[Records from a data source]
━━━━━━━━━━━━━━━━━━━━

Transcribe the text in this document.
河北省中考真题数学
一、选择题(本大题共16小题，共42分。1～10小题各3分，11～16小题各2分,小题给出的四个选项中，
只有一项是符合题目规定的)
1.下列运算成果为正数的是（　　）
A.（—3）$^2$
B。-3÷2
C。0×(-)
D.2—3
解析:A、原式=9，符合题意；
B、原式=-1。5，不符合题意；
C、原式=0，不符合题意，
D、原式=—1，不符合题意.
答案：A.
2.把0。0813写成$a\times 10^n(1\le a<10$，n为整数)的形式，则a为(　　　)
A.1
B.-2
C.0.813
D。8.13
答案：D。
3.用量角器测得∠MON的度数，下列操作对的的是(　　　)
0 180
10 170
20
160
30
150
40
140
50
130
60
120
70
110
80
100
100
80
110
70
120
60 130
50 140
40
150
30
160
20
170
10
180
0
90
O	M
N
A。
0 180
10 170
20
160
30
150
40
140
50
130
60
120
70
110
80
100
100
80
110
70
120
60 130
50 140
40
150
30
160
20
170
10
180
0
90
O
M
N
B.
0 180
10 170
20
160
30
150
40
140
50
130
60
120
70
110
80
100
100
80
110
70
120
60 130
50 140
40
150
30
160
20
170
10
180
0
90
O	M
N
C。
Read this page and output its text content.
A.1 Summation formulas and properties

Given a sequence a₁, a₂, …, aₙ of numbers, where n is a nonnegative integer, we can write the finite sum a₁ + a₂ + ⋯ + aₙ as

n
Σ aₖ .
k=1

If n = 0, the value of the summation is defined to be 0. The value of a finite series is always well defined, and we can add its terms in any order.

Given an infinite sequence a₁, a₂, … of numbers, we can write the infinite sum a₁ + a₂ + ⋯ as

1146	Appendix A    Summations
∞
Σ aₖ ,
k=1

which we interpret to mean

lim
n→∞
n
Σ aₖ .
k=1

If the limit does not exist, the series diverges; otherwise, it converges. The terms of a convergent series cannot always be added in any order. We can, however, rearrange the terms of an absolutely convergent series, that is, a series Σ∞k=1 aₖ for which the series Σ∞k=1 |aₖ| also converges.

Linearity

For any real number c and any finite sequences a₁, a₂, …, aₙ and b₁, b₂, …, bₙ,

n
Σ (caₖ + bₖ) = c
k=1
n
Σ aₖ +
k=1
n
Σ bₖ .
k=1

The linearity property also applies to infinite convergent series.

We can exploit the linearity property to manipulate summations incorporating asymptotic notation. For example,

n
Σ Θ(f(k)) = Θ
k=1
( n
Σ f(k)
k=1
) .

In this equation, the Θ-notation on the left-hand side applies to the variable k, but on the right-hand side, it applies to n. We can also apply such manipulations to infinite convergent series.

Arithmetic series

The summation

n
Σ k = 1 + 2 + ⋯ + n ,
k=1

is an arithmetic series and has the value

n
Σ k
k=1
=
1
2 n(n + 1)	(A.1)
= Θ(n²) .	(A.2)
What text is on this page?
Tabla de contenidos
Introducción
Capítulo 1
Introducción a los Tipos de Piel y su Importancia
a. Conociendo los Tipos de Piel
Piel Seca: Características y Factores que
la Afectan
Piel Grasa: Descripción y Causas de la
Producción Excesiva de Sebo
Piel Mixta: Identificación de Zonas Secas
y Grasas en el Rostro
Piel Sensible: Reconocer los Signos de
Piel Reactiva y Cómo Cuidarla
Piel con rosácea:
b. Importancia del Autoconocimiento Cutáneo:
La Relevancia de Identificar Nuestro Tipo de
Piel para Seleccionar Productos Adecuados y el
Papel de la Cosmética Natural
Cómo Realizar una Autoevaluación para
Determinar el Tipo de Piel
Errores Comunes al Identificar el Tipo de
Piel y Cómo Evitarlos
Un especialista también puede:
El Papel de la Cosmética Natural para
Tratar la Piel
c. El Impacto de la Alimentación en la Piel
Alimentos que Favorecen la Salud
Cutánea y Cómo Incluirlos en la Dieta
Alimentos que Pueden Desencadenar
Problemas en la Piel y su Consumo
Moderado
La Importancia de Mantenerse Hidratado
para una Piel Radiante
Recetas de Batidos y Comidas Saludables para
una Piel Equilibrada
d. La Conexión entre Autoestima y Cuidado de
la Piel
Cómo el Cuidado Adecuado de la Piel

━━━━━━━━━━━━━━━━━━━━

What is needed - Nothing should be left out: return all of the records exactly.

Expected answer -
Transcribe the text in this document.
河北省中考真题数学
一、选择题(本大题共16小题，共42分。1～10小题各3分，11～16小题各2分,小题给出的四个选项中，
只有一项是符合题目规定的)
1.下列运算成果为正数的是（　　）
A.（—3）$^2$
B。-3÷2
C。0×(-)
D.2—3
解析:A、原式=9，符合题意；
B、原式=-1。5，不符合题意；
C、原式=0，不符合题意，
D、原式=—1，不符合题意.
答案：A.
2.把0。0813写成$a\times 10^n(1\le a<10$，n为整数)的形式，则a为(　　　)
A.1
B.-2
C.0.813
D。8.13
答案：D。
3.用量角器测得∠MON的度数，下列操作对的的是(　　　)
0 180
10 170
20
160
30
150
40
140
50
130
60
120
70
110
80
100
100
80
110
70
120
60 130
50 140
40
150
30
160
20
170
10
180
0
90
O	M
N
A。
0 180
10 170
20
160
30
150
40
140
50
130
60
120
70
110
80
100
100
80
110
70
120
60 130
50 140
40
150
30
160
20
170
10
180
0
90
O
M
N
B.
0 180
10 170
20
160
30
150
40
140
50
130
60
120
70
110
80
100
100
80
110
70
120
60 130
50 140
40
150
30
160
20
170
10
180
0
90
O	M
N
C。
Read this page and output its text content.
A.1 Summation formulas and properties

Given a sequence a₁, a₂, …, aₙ of numbers, where n is a nonnegative integer, we can write the finite sum a₁ + a₂ + ⋯ + aₙ as

n
Σ aₖ .
k=1

If n = 0, the value of the summation is defined to be 0. The value of a finite series is always well defined, and we can add its terms in any order.

Given an infinite sequence a₁, a₂, … of numbers, we can write the infinite sum a₁ + a₂ + ⋯ as

1146	Appendix A    Summations
∞
Σ aₖ ,
k=1

which we interpret to mean

lim
n→∞
n
Σ aₖ .
k=1

If the limit does not exist, the series diverges; otherwise, it converges. The terms of a convergent series cannot always be added in any order. We can, however, rearrange the terms of an absolutely convergent series, that is, a series Σ∞k=1 aₖ for which the series Σ∞k=1 |aₖ| also converges.

Linearity

For any real number c and any finite sequences a₁, a₂, …, aₙ and b₁, b₂, …, bₙ,

n
Σ (caₖ + bₖ) = c
k=1
n
Σ aₖ +
k=1
n
Σ bₖ .
k=1

The linearity property also applies to infinite convergent series.

We can exploit the linearity property to manipulate summations incorporating asymptotic notation. For example,

n
Σ Θ(f(k)) = Θ
k=1
( n
Σ f(k)
k=1
) .

In this equation, the Θ-notation on the left-hand side applies to the variable k, but on the right-hand side, it applies to n. We can also apply such manipulations to infinite convergent series.

Arithmetic series

The summation

n
Σ k = 1 + 2 + ⋯ + n ,
k=1

is an arithmetic series and has the value

n
Σ k
k=1
=
1
2 n(n + 1)	(A.1)
= Θ(n²) .	(A.2)
What text is on this page?
Tabla de contenidos
Introducción
Capítulo 1
Introducción a los Tipos de Piel y su Importancia
a. Conociendo los Tipos de Piel
Piel Seca: Características y Factores que
la Afectan
Piel Grasa: Descripción y Causas de la
Producción Excesiva de Sebo
Piel Mixta: Identificación de Zonas Secas
y Grasas en el Rostro
Piel Sensible: Reconocer los Signos de
Piel Reactiva y Cómo Cuidarla
Piel con rosácea:
b. Importancia del Autoconocimiento Cutáneo:
La Relevancia de Identificar Nuestro Tipo de
Piel para Seleccionar Productos Adecuados y el
Papel de la Cosmética Natural
Cómo Realizar una Autoevaluación para
Determinar el Tipo de Piel
Errores Comunes al Identificar el Tipo de
Piel y Cómo Evitarlos
Un especialista también puede:
El Papel de la Cosmética Natural para
Tratar la Piel
c. El Impacto de la Alimentación en la Piel
Alimentos que Favorecen la Salud
Cutánea y Cómo Incluirlos en la Dieta
Alimentos que Pueden Desencadenar
Problemas en la Piel y su Consumo
Moderado
La Importancia de Mantenerse Hidratado
para una Piel Radiante
Recetas de Batidos y Comidas Saludables para
una Piel Equilibrada
d. La Conexión entre Autoestima y Cuidado de
la Piel
Cómo el Cuidado Adecuado de la Piel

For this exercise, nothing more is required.